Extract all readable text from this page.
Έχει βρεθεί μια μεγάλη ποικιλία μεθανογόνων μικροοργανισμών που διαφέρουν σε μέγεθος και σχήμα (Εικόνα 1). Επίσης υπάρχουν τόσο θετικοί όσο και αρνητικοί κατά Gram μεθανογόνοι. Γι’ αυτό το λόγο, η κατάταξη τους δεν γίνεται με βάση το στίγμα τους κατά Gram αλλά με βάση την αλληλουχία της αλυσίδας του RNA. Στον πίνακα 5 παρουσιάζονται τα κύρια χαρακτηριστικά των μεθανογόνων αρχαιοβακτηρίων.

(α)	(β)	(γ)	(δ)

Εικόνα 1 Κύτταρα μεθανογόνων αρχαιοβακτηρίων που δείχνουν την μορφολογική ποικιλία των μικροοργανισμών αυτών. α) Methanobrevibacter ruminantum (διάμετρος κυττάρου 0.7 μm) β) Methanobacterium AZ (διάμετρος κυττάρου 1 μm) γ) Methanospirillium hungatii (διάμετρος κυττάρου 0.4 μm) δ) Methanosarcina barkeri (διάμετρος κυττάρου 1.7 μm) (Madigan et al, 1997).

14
____
### [Problem description]
Repeat the listing. Keep every character the same.

### [Result below]
Extract all readable text from this page.
Έχει βρεθεί μια μεγάλη ποικιλία μεθανογόνων μικροοργανισμών που διαφέρουν σε μέγεθος και σχήμα (Εικόνα 1). Επίσης υπάρχουν τόσο θετικοί όσο και αρνητικοί κατά Gram μεθανογόνοι. Γι’ αυτό το λόγο, η κατάταξη τους δεν γίνεται με βάση το στίγμα τους κατά Gram αλλά με βάση την αλληλουχία της αλυσίδας του RNA. Στον πίνακα 5 παρουσιάζονται τα κύρια χαρακτηριστικά των μεθανογόνων αρχαιοβακτηρίων.

(α)	(β)	(γ)	(δ)

Εικόνα 1 Κύτταρα μεθανογόνων αρχαιοβακτηρίων που δείχνουν την μορφολογική ποικιλία των μικροοργανισμών αυτών. α) Methanobrevibacter ruminantum (διάμετρος κυττάρου 0.7 μm) β) Methanobacterium AZ (διάμετρος κυττάρου 1 μm) γ) Methanospirillium hungatii (διάμετρος κυττάρου 0.4 μm) δ) Methanosarcina barkeri (διάμετρος κυττάρου 1.7 μm) (Madigan et al, 1997).

14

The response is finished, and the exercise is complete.